WHAT THE EXERCISE ASKS: From the editorial on foreign election interference in Canada, extract the passage from "It comes down" up to and including "their opposition rivals.", reproducing it verbatim.

DOCUMENT PASSAGE:
>> BEGIN

Friday March 3, 2023
Editorial Cartoon by Graeme MacKay, The Hamilton Spectator – Friday March 3, 2023
Did foreigners interfere in Canada’s elections? Don’t expect politicians to sort it out
The best argument so far for an independent inquiry into foreign election interference in Canada has come from the least independent voices in this escalating furor — politicians and members of Parliament.
A hearing at a Commons committee on Wednesday vividly proved the point. National security discussions should come with a warning label — don’t try this at home. Or more accurately, don’t try this in the House.
It comes down simply to this: the question of whether foreign actors have been meddling in Canadian elections is simply too important to be litigated by the people who were players in those elections, with vested interests. That goes for all the political parties: the governing Liberals and their opposition rivals.
Opposition parties are in fact on side with the idea of some independent inquiry, though Conservative leader Pierre Poilievre also wants MPs to continue their Commons committee investigation, such as it is right now.
“We cannot allow this affair to simply go up in smoke with a secret private investigation, it must be public so that Canadians know exactly what is going on,” Poilievre told reporters on Wednesday. “We cannot shut those parliamentary inquiries down with a promise that in two years there will be some report on a public inquiry.”
But if Wednesday’s Commons hearings were any indication, Canadians aren’t going to get many answers from the political arena. Justin Trudeau’s national security adviser, Jody Thomas, explained as much during her testimony.
“We cannot talk about national security information in a public forum,” said Jody Thomas, who stared down this committee with the same, flat, no-nonsense tone she brought to last fall’s public inquiry into the “freedom convoy.” Thomas said at those hearings that she was one of the influential advisers saying yes to a declaration of emergency on the convoy last winter. On Wednesday, she made clear she’s one of the people on the inside arguing against a wide-open public inquiry.
A lot of the back and forth between MPs, Thomas and other senior security officials testifying on Wednesday proved the national security adviser’s point. MPs — who do come from political parties — were gamely trying to get the security people to say how much political parties were in the loop about possible election threats in 2019 and 2022.
Sorry, the politicians were told — that’s top secret. (Though the officials did manage to reveal that the RCMP is not investigating any of the allegations surfacing in the media of late, which is significant.)

>> END

Annotated region listings:
>> BEGIN

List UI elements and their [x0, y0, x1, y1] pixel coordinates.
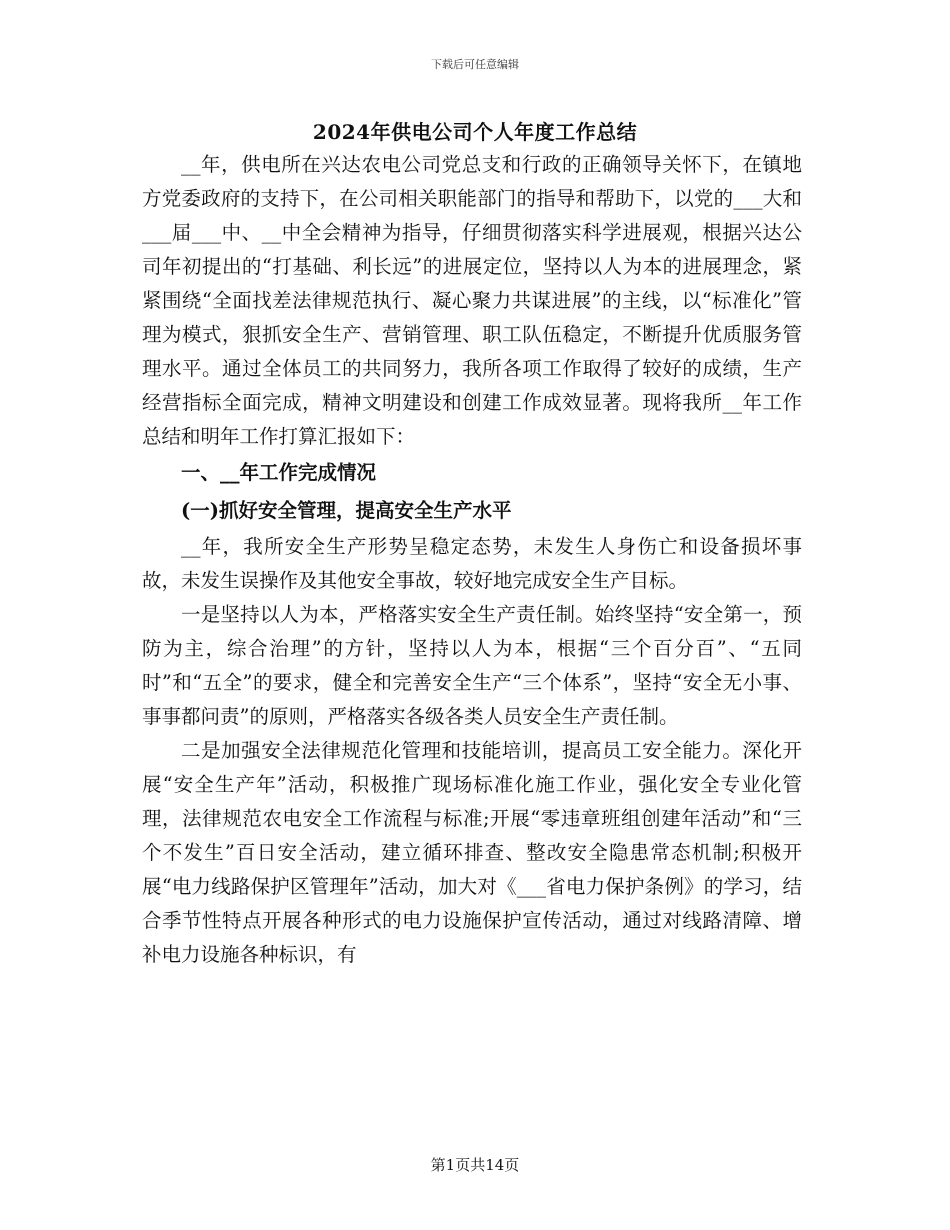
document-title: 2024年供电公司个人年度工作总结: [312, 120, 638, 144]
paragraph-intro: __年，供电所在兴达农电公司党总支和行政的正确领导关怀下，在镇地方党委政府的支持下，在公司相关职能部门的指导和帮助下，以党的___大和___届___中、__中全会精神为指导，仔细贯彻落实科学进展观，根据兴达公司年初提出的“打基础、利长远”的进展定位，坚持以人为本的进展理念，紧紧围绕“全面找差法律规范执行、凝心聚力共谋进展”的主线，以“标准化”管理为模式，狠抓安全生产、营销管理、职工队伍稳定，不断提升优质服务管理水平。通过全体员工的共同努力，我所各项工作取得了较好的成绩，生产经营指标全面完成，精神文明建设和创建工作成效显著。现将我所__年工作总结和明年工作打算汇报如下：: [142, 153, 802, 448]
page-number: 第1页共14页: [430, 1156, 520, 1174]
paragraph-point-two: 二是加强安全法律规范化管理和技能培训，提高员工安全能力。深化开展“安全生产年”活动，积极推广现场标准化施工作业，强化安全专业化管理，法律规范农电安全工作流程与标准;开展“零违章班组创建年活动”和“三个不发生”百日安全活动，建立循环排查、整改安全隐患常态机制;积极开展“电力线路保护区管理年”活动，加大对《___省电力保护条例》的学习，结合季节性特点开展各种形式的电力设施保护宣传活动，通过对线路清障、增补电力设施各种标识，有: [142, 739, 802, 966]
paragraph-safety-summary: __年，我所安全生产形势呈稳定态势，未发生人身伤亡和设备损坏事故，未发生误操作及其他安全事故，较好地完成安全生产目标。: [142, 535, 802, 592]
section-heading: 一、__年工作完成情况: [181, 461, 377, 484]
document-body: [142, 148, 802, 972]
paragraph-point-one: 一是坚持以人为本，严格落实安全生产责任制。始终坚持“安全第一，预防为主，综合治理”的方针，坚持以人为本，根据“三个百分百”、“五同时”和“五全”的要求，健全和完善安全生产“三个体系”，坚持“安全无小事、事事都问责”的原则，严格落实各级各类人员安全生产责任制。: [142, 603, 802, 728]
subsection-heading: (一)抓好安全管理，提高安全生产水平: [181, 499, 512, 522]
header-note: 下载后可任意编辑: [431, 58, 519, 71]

>> END

WRITTEN RESPONSE:
It comes down simply to this: the question of whether foreign actors have been meddling in Canadian elections is simply too important to be litigated by the people who were players in those elections, with vested interests. That goes for all the political parties: the governing Liberals and their opposition rivals.